┌──
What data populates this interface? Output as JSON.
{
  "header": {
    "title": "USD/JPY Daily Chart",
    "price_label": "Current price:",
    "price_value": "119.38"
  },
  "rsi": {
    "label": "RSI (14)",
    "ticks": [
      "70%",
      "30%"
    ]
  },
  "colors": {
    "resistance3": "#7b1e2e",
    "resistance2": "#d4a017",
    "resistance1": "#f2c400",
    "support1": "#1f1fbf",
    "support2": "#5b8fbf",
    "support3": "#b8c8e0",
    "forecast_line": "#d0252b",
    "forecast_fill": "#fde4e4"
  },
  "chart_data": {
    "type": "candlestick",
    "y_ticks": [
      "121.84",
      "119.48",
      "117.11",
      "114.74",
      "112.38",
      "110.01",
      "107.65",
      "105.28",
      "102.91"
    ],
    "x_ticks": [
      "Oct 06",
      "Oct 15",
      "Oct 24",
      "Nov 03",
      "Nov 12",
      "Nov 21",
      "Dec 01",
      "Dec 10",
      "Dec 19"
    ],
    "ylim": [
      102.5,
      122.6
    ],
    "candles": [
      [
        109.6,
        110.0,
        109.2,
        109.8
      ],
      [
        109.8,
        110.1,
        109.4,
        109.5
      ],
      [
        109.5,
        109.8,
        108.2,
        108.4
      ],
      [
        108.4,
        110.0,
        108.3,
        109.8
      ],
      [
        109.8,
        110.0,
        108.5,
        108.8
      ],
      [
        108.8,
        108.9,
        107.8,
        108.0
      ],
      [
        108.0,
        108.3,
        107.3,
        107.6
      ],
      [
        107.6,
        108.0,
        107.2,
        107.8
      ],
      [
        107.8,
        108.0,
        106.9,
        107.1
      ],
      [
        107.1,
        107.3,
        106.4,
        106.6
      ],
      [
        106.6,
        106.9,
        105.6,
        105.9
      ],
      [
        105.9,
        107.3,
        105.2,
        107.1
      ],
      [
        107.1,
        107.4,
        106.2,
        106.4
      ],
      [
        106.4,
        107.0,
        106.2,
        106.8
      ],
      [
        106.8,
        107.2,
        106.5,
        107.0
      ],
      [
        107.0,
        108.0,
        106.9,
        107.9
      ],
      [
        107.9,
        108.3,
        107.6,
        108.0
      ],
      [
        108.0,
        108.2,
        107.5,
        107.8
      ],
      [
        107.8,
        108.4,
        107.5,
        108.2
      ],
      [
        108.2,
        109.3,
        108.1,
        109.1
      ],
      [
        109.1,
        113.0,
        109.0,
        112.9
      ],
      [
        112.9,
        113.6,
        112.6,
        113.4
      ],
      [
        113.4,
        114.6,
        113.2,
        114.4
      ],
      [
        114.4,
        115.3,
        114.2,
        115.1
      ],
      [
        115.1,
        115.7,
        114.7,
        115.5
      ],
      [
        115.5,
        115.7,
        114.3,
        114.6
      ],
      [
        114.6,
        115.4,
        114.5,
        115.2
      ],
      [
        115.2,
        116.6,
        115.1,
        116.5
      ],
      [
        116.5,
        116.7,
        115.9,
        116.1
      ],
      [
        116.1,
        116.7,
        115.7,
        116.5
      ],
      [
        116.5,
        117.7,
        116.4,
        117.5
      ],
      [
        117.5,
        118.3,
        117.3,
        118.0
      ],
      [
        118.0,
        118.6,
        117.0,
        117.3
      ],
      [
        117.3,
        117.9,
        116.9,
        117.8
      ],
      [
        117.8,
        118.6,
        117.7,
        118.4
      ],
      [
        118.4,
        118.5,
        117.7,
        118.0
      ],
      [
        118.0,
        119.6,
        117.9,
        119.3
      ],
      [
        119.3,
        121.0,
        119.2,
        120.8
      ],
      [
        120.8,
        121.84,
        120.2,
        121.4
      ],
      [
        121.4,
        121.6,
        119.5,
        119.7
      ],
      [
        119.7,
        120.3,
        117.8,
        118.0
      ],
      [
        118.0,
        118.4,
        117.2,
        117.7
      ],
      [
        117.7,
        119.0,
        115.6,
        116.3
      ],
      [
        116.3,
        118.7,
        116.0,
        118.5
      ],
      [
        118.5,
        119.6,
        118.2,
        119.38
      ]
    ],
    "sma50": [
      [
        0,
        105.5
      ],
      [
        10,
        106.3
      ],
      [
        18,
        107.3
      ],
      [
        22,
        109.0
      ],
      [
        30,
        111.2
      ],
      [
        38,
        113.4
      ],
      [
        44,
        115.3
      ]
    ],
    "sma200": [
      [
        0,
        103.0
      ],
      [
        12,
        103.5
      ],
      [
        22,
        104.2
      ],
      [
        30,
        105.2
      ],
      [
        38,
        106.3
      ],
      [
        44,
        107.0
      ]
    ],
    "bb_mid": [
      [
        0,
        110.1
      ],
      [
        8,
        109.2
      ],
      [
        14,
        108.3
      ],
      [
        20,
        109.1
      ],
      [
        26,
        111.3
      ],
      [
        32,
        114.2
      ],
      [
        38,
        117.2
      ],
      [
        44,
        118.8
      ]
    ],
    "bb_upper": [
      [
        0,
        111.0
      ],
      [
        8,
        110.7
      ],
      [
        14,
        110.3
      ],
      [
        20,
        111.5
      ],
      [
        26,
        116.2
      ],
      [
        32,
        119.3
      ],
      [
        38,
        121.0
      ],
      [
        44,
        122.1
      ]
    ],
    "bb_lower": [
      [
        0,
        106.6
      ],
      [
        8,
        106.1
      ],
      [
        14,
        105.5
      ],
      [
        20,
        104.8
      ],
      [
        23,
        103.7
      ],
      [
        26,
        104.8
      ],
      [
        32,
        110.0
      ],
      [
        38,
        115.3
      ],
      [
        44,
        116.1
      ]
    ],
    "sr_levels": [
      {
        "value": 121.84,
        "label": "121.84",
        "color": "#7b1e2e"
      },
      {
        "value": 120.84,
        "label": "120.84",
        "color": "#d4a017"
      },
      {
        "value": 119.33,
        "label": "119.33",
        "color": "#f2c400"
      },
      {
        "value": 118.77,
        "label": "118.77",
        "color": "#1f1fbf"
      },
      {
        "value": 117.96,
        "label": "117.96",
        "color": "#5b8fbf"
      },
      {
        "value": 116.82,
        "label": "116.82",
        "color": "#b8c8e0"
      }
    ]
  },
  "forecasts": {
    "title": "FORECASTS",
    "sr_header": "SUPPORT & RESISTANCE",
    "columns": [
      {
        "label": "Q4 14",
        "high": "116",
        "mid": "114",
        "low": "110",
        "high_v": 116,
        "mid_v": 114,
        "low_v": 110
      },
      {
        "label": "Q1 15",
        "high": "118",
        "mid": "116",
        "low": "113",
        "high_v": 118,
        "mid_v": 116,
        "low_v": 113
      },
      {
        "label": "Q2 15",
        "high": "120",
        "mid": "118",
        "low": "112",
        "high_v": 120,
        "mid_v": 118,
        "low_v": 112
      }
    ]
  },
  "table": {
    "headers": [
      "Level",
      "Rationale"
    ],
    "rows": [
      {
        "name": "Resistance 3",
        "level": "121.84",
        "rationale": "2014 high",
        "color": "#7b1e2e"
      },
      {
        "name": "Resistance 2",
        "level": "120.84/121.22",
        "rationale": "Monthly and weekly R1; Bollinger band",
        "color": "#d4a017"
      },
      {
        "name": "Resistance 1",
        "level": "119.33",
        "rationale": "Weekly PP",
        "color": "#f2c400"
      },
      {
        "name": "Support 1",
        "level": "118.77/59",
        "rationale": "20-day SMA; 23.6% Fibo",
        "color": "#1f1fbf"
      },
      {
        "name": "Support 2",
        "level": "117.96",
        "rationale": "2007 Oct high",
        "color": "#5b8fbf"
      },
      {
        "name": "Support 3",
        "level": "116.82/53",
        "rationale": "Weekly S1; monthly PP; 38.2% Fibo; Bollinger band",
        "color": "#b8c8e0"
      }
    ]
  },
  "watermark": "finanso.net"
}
└──
#### GOAL:
Provide only the count of lines in the material above that hold the word "band".

#### SOLUTION:
2